§ Blok Teks:
Pentingnya Peta Dakwah

[www.uinsgd.ac.id] Jawa Barat dan Kota Bandung belum memiliki Peta Dakwah. Ibarat Pizza yang bergizi tapi dimakan oleh orang yang terbiasa makan jagung, maka akan mencret. Oleh karena itu kita harus punya peta Dakwah. Contohnya misalnya, Arifin ilham bagus menurut orang-orang tetapi belum tentu cocok untuk kalangan masyarakat kampong. Jika dipotret, sebetulnya dunia ini penuh dengan ceramah, tapi anehnya masyarakat semakin amburadul.

 

 

Hal tersebut dikatakan oleh Guru besar Komunikasi, sekaligus peneliti di Bidang Dakwah, Prof. Dr. H. Asep Saeful Muhtadi, MA saat menyampaikan materi tentang peta Dakwah di Kota Bandung pada kegiatan pembinaan Kader Da’i di Aula Fakultas Dakwah dan Komunikasi UIN Sunan Gunung Djati Bandung, lantai 4 pada Selasa (03/07/2012).

 

“Zaman dulu tidak ada anak berani menampar orang tua, tapi sekarang banyak. Pada bulan ramadhan dulu tidak pernah ada ceramah atau anak yang harus mencatat kegiatan ramadhan, sekarang di setiap mesjid yang melaksanakan tarawih, selalu ada ceramah dan anak-anak mencatatnya. Tetapi justeru sekarang anak-anak remaja makin berani bobogohan secara terbuka. Dulu itu malu, kalo remaja ketahuan bobogohan,”ujarnya.

§ Cuplikan Daftar:
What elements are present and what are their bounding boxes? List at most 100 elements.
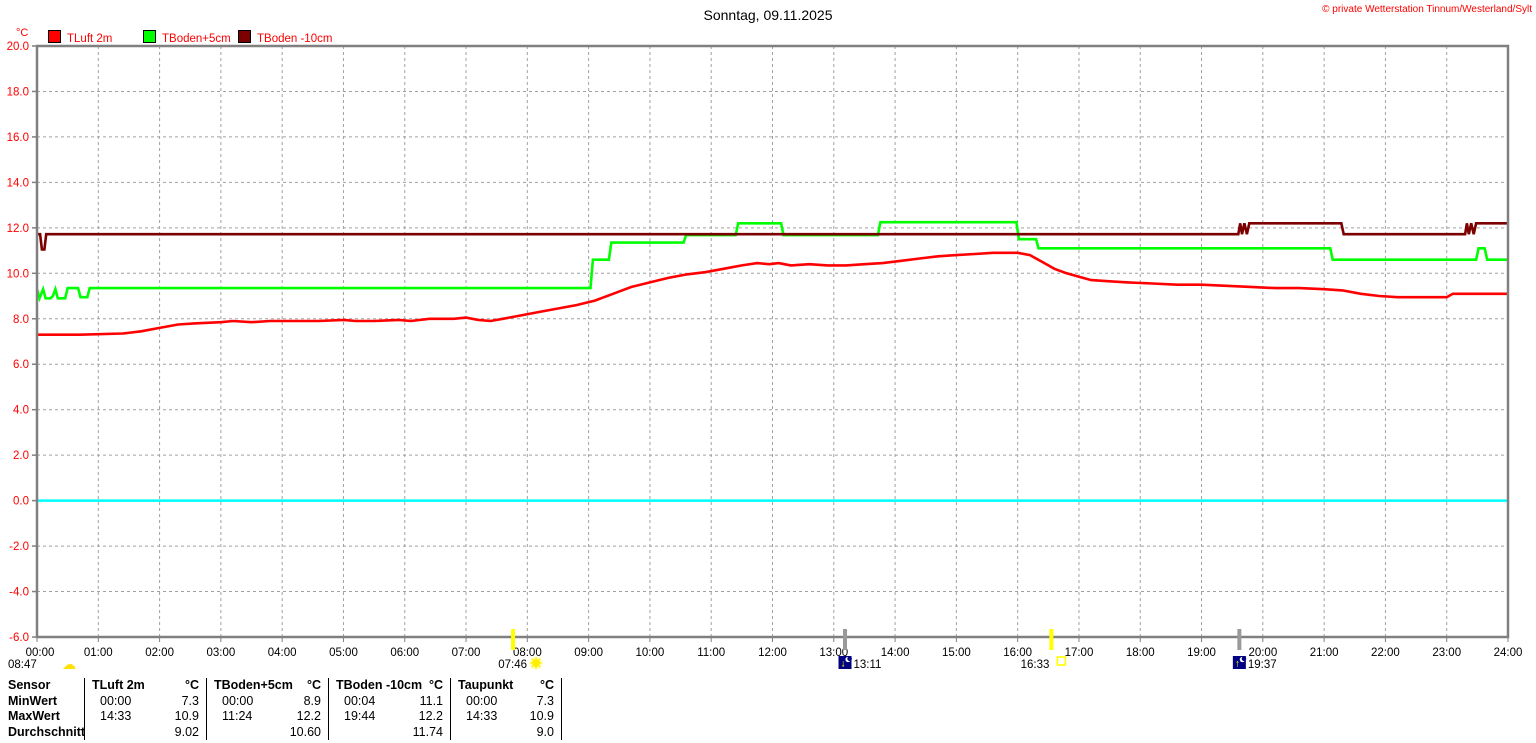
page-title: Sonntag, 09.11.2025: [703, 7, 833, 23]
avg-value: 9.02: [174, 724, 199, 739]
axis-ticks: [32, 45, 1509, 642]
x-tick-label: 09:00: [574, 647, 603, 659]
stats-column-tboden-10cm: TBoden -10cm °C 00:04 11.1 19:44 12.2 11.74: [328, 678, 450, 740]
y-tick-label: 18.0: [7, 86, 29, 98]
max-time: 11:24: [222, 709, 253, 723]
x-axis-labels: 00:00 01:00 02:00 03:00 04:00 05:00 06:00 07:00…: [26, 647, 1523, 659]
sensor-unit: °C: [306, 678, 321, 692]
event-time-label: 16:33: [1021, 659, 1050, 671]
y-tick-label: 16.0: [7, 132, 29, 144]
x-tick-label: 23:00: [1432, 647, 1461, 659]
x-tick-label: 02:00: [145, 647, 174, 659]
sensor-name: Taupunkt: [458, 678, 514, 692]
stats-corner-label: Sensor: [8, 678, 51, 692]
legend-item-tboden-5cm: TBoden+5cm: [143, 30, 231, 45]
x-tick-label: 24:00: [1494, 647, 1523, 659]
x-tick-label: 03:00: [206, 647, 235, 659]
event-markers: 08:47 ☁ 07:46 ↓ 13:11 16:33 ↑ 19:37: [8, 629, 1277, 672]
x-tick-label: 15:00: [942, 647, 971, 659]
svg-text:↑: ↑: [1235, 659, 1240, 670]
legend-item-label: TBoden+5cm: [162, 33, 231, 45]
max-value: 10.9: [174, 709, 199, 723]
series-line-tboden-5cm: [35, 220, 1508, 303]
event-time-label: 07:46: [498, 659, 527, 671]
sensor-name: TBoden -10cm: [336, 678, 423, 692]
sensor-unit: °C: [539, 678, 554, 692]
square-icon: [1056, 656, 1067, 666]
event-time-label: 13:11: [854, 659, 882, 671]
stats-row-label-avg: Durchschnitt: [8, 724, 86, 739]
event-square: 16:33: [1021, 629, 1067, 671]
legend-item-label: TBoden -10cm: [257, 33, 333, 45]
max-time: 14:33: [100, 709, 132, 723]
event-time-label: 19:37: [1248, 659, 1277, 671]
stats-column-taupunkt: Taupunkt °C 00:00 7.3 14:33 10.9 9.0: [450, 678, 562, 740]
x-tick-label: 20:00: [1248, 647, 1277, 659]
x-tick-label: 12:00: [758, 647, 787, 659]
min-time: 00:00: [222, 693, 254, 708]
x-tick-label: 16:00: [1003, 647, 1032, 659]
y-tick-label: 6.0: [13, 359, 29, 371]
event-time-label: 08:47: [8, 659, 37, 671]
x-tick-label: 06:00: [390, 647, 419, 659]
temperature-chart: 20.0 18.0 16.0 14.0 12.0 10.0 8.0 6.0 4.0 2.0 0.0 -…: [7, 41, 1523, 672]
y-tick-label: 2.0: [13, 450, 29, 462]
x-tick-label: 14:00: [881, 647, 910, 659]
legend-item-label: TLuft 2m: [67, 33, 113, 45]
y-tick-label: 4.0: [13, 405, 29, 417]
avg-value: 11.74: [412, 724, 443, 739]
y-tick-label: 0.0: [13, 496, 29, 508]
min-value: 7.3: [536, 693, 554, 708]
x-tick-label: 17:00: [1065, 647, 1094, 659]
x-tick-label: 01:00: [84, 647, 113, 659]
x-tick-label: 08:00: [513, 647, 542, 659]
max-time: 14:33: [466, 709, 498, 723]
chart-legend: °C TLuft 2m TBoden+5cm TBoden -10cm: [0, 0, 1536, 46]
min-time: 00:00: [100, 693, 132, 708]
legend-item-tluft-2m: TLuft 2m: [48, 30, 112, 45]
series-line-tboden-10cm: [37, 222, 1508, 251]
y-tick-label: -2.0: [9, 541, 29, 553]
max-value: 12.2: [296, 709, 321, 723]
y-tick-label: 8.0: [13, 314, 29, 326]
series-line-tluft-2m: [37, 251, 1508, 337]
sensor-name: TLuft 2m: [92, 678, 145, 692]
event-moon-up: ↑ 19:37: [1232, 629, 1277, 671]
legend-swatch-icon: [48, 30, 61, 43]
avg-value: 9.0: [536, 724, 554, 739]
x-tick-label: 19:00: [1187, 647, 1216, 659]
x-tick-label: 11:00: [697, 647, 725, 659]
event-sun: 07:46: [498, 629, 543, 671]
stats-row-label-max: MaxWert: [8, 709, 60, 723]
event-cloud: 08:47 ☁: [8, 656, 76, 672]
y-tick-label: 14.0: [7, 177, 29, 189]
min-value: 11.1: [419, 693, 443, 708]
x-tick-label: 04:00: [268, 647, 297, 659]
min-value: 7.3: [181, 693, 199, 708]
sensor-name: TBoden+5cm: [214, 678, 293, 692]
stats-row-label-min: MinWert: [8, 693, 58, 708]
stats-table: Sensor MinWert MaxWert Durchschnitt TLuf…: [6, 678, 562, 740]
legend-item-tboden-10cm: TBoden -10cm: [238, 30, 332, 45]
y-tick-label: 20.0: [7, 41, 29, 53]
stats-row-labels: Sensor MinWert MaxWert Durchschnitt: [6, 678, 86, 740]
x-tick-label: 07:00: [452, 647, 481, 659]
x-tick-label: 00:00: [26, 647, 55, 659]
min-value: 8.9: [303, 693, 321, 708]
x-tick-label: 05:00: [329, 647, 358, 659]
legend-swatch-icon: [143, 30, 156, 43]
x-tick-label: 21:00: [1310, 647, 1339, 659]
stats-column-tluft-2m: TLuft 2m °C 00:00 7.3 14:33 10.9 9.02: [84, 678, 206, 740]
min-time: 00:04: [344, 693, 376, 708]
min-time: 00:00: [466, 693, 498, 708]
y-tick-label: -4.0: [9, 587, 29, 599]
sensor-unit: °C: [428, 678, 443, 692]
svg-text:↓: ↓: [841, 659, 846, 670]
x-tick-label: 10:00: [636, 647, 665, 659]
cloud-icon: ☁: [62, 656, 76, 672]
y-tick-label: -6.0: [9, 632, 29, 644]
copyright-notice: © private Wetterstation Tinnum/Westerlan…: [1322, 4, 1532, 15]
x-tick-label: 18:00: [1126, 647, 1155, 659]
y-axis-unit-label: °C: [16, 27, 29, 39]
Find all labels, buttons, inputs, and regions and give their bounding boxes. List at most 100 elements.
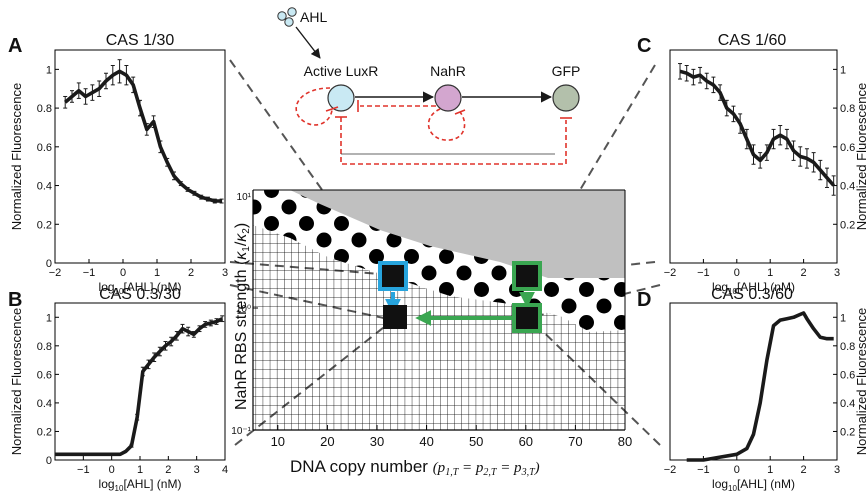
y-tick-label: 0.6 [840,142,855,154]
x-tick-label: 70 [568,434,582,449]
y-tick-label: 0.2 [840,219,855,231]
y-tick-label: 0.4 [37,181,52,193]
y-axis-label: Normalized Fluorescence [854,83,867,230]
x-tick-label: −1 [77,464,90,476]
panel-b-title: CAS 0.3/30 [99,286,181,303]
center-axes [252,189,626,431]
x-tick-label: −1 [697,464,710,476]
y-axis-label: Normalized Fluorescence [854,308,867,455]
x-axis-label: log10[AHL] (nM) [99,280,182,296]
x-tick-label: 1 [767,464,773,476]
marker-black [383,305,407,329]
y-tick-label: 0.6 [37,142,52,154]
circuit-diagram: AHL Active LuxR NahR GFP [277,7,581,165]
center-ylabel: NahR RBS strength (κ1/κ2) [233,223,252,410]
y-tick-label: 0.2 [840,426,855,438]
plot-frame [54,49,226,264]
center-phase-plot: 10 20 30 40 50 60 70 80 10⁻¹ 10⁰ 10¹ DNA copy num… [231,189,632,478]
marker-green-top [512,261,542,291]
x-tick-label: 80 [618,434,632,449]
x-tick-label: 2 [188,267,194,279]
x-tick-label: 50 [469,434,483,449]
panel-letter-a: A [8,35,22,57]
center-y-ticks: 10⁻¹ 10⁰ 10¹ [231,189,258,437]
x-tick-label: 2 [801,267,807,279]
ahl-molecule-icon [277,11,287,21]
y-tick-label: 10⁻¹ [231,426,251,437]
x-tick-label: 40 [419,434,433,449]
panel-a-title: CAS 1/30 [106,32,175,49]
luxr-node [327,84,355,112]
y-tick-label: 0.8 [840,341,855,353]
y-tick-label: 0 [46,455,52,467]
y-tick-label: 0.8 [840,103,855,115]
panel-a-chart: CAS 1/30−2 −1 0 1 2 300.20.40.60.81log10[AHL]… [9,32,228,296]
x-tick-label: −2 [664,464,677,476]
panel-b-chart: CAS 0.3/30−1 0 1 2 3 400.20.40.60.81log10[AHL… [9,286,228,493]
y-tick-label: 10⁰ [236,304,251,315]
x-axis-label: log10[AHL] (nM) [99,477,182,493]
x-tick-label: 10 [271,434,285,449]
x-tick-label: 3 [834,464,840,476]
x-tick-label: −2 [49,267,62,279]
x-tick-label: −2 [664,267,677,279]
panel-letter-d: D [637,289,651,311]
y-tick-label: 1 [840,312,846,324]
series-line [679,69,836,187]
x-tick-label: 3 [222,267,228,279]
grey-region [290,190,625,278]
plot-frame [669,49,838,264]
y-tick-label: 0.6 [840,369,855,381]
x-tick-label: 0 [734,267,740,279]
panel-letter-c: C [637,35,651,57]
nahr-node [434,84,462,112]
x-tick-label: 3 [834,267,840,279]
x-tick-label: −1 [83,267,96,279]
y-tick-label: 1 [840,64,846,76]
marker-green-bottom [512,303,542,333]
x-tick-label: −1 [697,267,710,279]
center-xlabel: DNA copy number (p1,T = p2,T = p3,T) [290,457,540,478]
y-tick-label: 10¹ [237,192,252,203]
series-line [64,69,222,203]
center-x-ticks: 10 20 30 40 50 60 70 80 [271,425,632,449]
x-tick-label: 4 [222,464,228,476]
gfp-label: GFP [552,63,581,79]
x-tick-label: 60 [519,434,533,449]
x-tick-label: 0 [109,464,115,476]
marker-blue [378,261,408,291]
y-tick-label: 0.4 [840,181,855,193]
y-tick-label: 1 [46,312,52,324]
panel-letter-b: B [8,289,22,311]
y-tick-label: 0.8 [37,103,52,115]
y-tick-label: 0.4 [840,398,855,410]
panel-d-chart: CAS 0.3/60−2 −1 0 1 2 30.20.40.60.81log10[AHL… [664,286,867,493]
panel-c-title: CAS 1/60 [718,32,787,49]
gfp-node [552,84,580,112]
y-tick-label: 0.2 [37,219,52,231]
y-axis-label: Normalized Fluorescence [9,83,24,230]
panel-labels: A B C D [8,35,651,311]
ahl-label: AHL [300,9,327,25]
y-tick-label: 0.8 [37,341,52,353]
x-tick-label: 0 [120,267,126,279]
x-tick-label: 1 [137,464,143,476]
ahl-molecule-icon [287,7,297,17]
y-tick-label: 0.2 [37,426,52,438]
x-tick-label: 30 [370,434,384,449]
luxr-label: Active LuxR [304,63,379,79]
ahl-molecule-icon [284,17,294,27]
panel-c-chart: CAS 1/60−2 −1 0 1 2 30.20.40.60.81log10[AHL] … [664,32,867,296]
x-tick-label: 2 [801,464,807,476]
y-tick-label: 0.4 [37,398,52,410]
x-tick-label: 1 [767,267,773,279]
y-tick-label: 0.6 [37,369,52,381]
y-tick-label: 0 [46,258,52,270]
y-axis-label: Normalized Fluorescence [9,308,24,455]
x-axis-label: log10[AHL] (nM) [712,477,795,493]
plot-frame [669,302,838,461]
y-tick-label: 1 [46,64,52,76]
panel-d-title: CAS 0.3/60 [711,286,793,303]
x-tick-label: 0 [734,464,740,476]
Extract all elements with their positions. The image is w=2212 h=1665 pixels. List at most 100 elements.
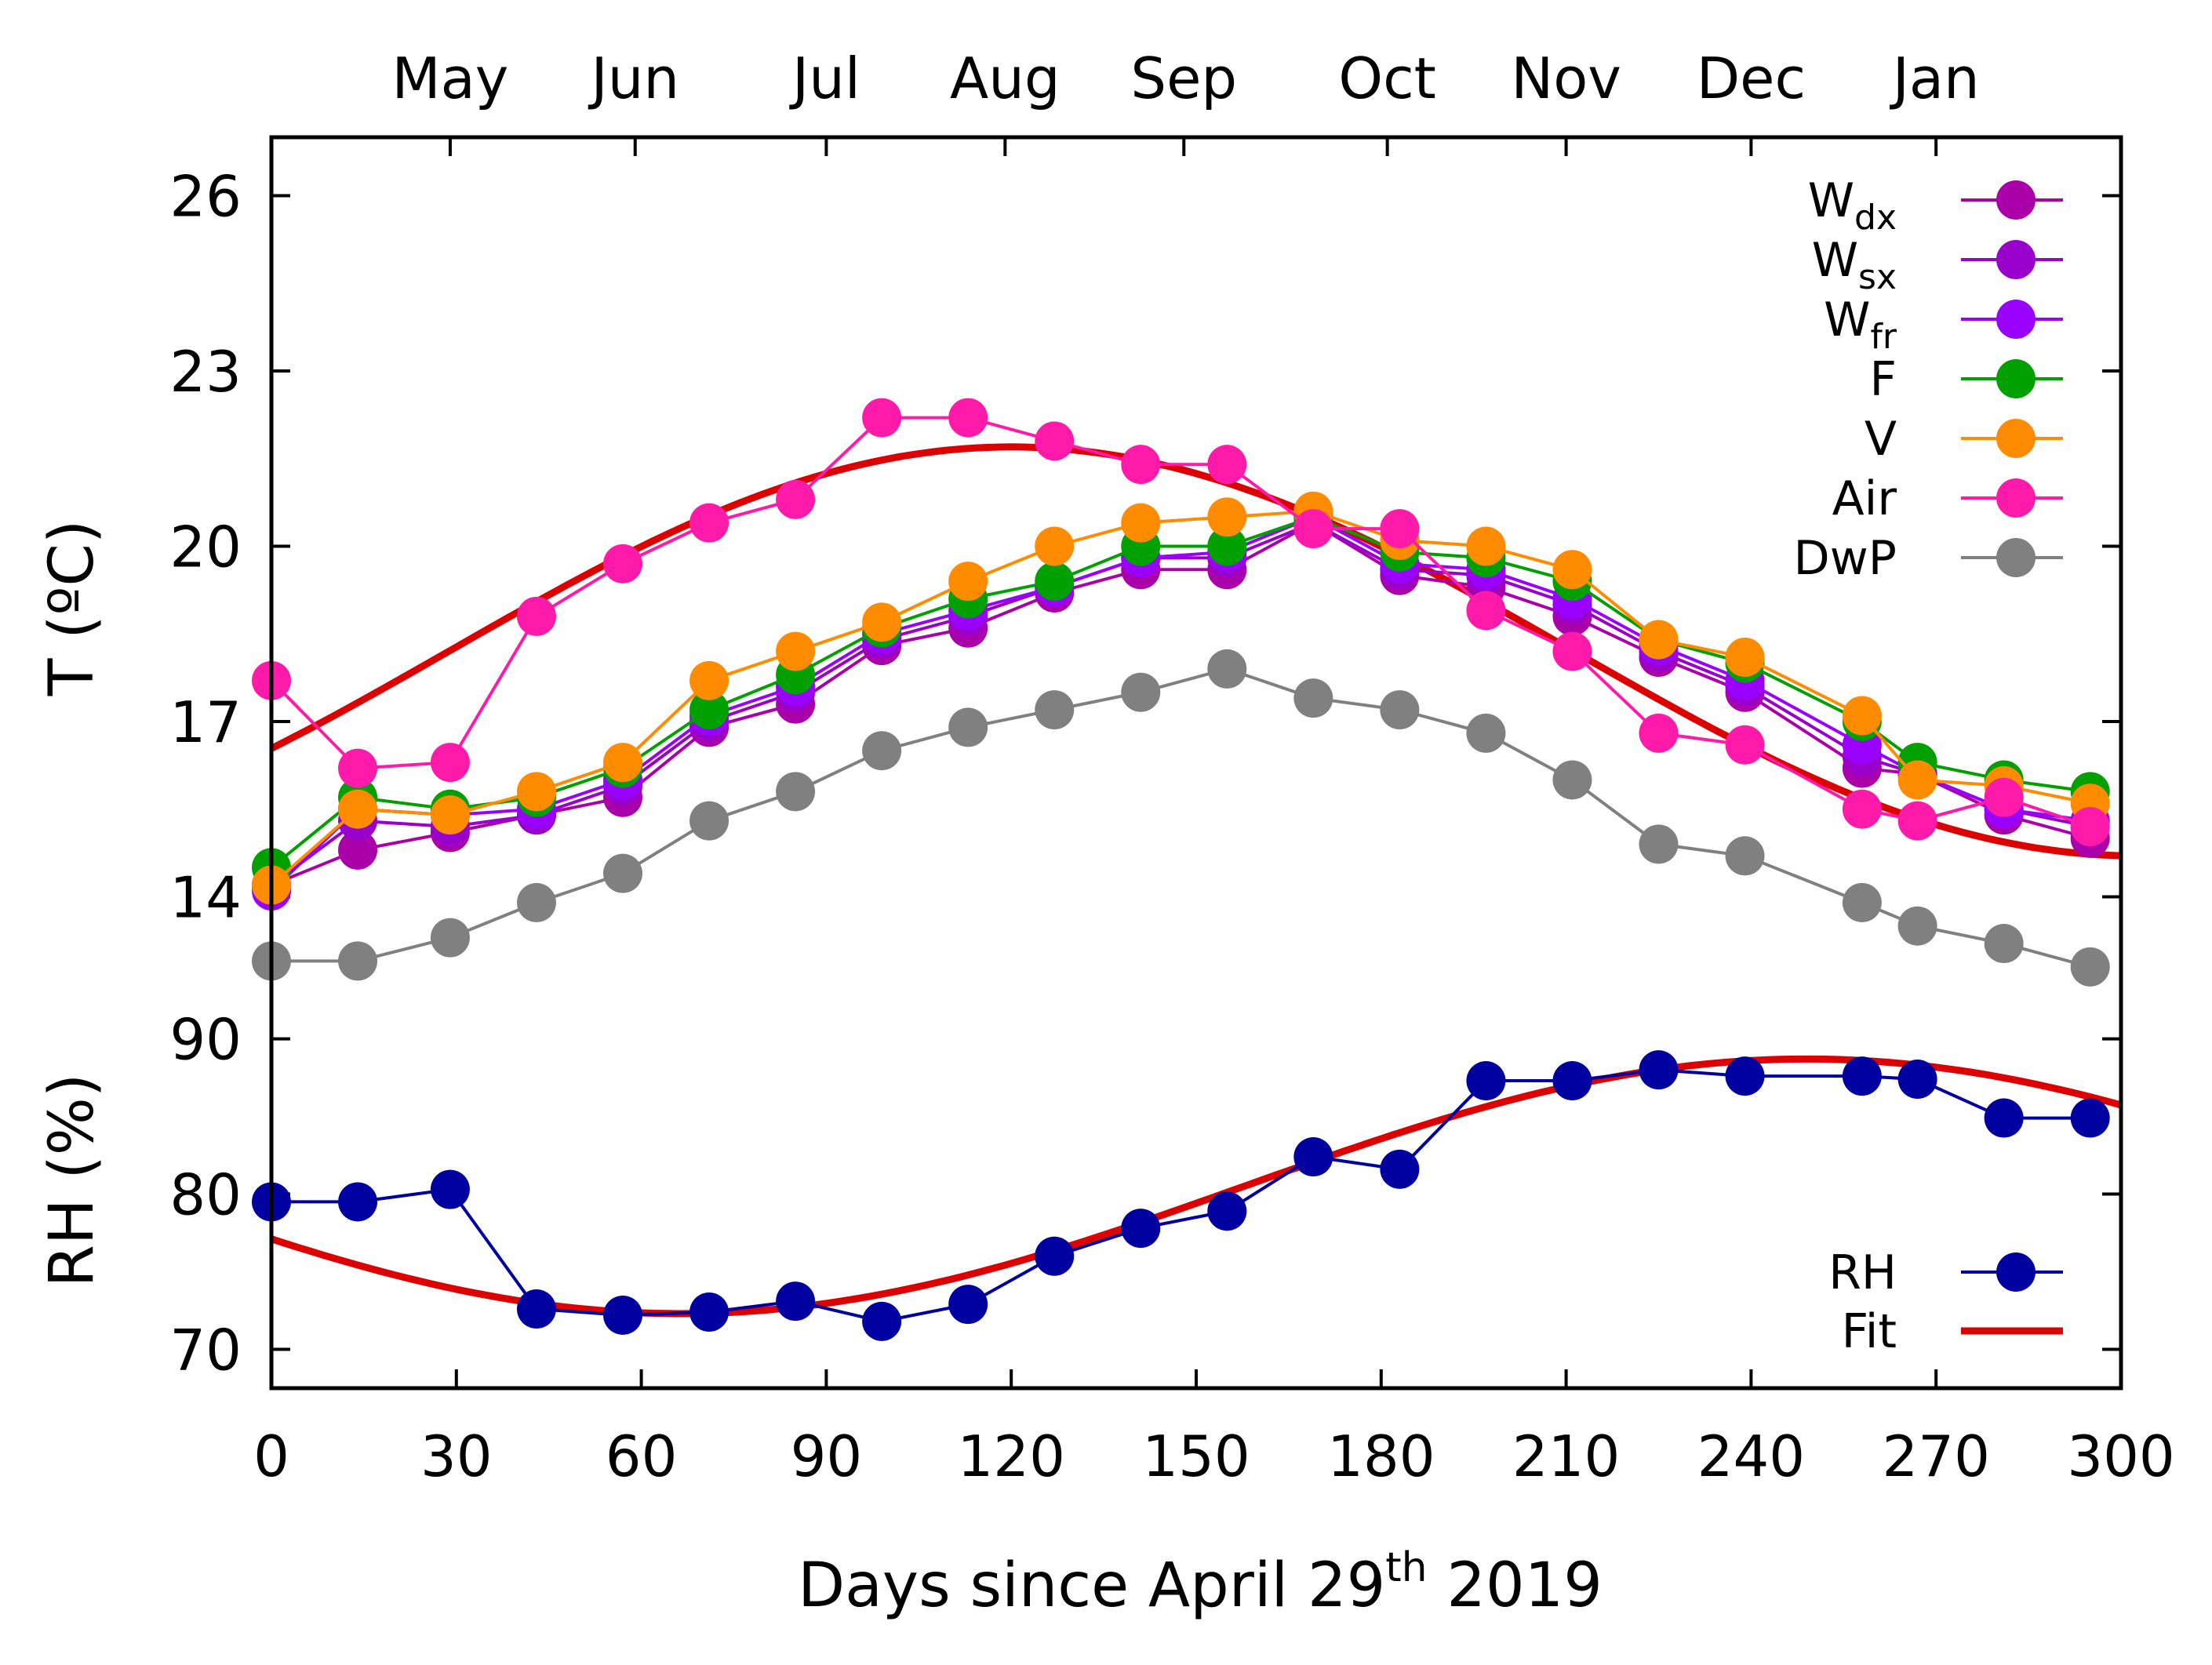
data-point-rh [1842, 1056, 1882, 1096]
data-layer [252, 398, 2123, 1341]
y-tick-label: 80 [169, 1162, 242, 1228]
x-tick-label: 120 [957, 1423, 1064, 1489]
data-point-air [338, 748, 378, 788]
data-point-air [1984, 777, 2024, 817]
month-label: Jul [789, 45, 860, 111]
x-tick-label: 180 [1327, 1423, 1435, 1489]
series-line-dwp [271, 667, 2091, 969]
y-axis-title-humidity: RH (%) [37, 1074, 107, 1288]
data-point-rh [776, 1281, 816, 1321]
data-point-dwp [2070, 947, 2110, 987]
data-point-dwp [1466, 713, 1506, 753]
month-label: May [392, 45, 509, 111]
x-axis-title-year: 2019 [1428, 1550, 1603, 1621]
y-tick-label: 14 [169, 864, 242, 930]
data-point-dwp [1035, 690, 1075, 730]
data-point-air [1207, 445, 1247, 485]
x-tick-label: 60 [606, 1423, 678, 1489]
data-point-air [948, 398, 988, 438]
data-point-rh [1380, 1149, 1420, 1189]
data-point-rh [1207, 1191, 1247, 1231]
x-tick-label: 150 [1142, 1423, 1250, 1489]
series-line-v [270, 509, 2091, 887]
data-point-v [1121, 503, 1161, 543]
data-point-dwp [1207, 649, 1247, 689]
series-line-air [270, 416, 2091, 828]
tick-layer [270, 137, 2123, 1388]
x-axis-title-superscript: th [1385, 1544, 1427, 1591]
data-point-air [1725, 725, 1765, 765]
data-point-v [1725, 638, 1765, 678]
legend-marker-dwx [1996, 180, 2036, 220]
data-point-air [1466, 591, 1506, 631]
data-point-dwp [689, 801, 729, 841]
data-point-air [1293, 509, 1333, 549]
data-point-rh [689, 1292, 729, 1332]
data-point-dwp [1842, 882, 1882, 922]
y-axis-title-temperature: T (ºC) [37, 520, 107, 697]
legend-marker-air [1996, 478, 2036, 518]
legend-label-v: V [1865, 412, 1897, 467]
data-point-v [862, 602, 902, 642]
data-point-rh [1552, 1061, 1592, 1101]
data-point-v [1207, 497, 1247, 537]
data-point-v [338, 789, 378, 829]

§ Petunjuk Tugas:
Sebutkan semua gelar yang melekat pada nama narasumber dalam teks tentang peta dakwah. Daftar tersebut tidak berperan apa pun di sini.

§ Hasil Tugas:
Prof., Dr., H., MA